# What the task asks
All of the lines below are to be printed again exactly; images are excluded from the output.

# Supplied entries
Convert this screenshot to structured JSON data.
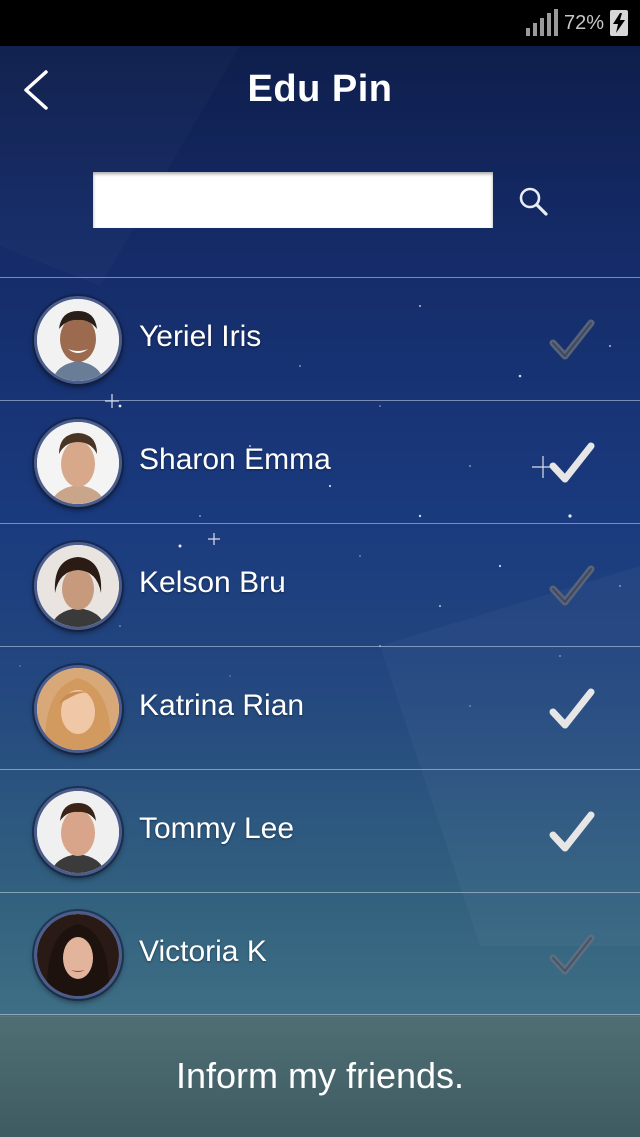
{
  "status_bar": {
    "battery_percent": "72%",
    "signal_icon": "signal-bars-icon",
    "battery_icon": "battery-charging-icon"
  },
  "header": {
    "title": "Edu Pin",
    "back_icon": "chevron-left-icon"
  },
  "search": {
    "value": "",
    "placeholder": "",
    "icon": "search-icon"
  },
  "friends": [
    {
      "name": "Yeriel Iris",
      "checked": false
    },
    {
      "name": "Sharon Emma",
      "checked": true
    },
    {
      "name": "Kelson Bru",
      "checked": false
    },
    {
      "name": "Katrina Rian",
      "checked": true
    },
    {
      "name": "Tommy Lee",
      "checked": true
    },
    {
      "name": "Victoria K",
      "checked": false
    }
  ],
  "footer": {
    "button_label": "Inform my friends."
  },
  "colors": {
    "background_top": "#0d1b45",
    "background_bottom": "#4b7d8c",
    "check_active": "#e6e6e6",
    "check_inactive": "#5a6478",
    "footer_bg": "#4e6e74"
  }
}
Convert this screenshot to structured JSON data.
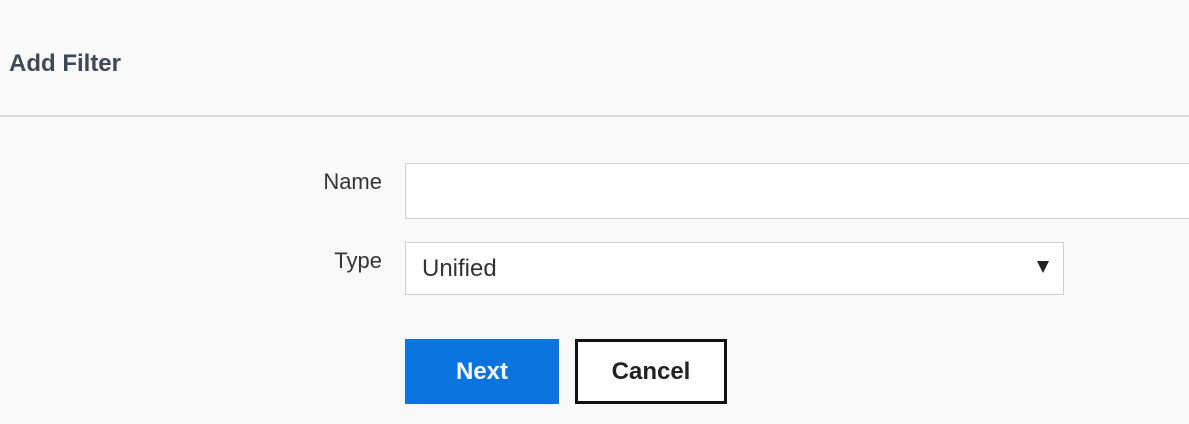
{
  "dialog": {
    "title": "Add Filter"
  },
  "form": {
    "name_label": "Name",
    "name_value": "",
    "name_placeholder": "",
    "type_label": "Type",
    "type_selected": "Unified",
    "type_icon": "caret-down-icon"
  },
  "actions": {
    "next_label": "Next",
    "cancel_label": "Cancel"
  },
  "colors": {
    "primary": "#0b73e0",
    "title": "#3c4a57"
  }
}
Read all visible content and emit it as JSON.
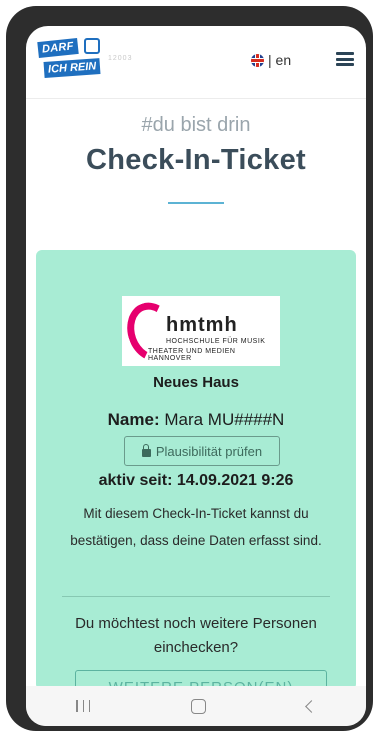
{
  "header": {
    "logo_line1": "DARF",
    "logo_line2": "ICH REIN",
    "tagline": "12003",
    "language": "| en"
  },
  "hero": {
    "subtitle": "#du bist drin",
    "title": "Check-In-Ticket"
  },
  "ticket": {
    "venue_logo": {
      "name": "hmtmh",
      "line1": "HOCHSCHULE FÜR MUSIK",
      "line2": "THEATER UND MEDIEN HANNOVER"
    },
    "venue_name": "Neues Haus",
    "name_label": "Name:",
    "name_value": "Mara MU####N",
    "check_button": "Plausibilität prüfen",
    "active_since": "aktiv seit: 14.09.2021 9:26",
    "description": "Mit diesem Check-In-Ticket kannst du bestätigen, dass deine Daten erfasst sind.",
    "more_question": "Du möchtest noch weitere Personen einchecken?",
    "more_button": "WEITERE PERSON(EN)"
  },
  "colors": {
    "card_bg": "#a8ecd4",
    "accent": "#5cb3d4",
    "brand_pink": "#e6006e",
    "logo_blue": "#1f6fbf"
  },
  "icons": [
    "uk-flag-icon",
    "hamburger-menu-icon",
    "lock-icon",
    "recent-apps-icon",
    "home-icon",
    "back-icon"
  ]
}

# Exercise response
Convert this screenshot to structured JSON data.
{
  "status_bar": {
    "battery_percent": "72%",
    "signal_icon": "signal-bars-icon",
    "battery_icon": "battery-charging-icon"
  },
  "header": {
    "title": "Edu Pin",
    "back_icon": "chevron-left-icon"
  },
  "search": {
    "value": "",
    "placeholder": "",
    "icon": "search-icon"
  },
  "friends": [
    {
      "name": "Yeriel Iris",
      "checked": false
    },
    {
      "name": "Sharon Emma",
      "checked": true
    },
    {
      "name": "Kelson Bru",
      "checked": false
    },
    {
      "name": "Katrina Rian",
      "checked": true
    },
    {
      "name": "Tommy Lee",
      "checked": true
    },
    {
      "name": "Victoria K",
      "checked": false
    }
  ],
  "footer": {
    "button_label": "Inform my friends."
  },
  "colors": {
    "background_top": "#0d1b45",
    "background_bottom": "#4b7d8c",
    "check_active": "#e6e6e6",
    "check_inactive": "#5a6478",
    "footer_bg": "#4e6e74"
  }
}
Convert this screenshot to structured JSON data.
{
  "dialog": {
    "title": "Add Filter"
  },
  "form": {
    "name_label": "Name",
    "name_value": "",
    "name_placeholder": "",
    "type_label": "Type",
    "type_selected": "Unified",
    "type_icon": "caret-down-icon"
  },
  "actions": {
    "next_label": "Next",
    "cancel_label": "Cancel"
  },
  "colors": {
    "primary": "#0b73e0",
    "title": "#3c4a57"
  }
}
Read all visible content and emit it as JSON.
{
  "header": {
    "logo_line1": "DARF",
    "logo_line2": "ICH REIN",
    "tagline": "12003",
    "language": "| en"
  },
  "hero": {
    "subtitle": "#du bist drin",
    "title": "Check-In-Ticket"
  },
  "ticket": {
    "venue_logo": {
      "name": "hmtmh",
      "line1": "HOCHSCHULE FÜR MUSIK",
      "line2": "THEATER UND MEDIEN HANNOVER"
    },
    "venue_name": "Neues Haus",
    "name_label": "Name:",
    "name_value": "Mara MU####N",
    "check_button": "Plausibilität prüfen",
    "active_since": "aktiv seit: 14.09.2021 9:26",
    "description": "Mit diesem Check-In-Ticket kannst du bestätigen, dass deine Daten erfasst sind.",
    "more_question": "Du möchtest noch weitere Personen einchecken?",
    "more_button": "WEITERE PERSON(EN)"
  },
  "colors": {
    "card_bg": "#a8ecd4",
    "accent": "#5cb3d4",
    "brand_pink": "#e6006e",
    "logo_blue": "#1f6fbf"
  },
  "icons": [
    "uk-flag-icon",
    "hamburger-menu-icon",
    "lock-icon",
    "recent-apps-icon",
    "home-icon",
    "back-icon"
  ]
}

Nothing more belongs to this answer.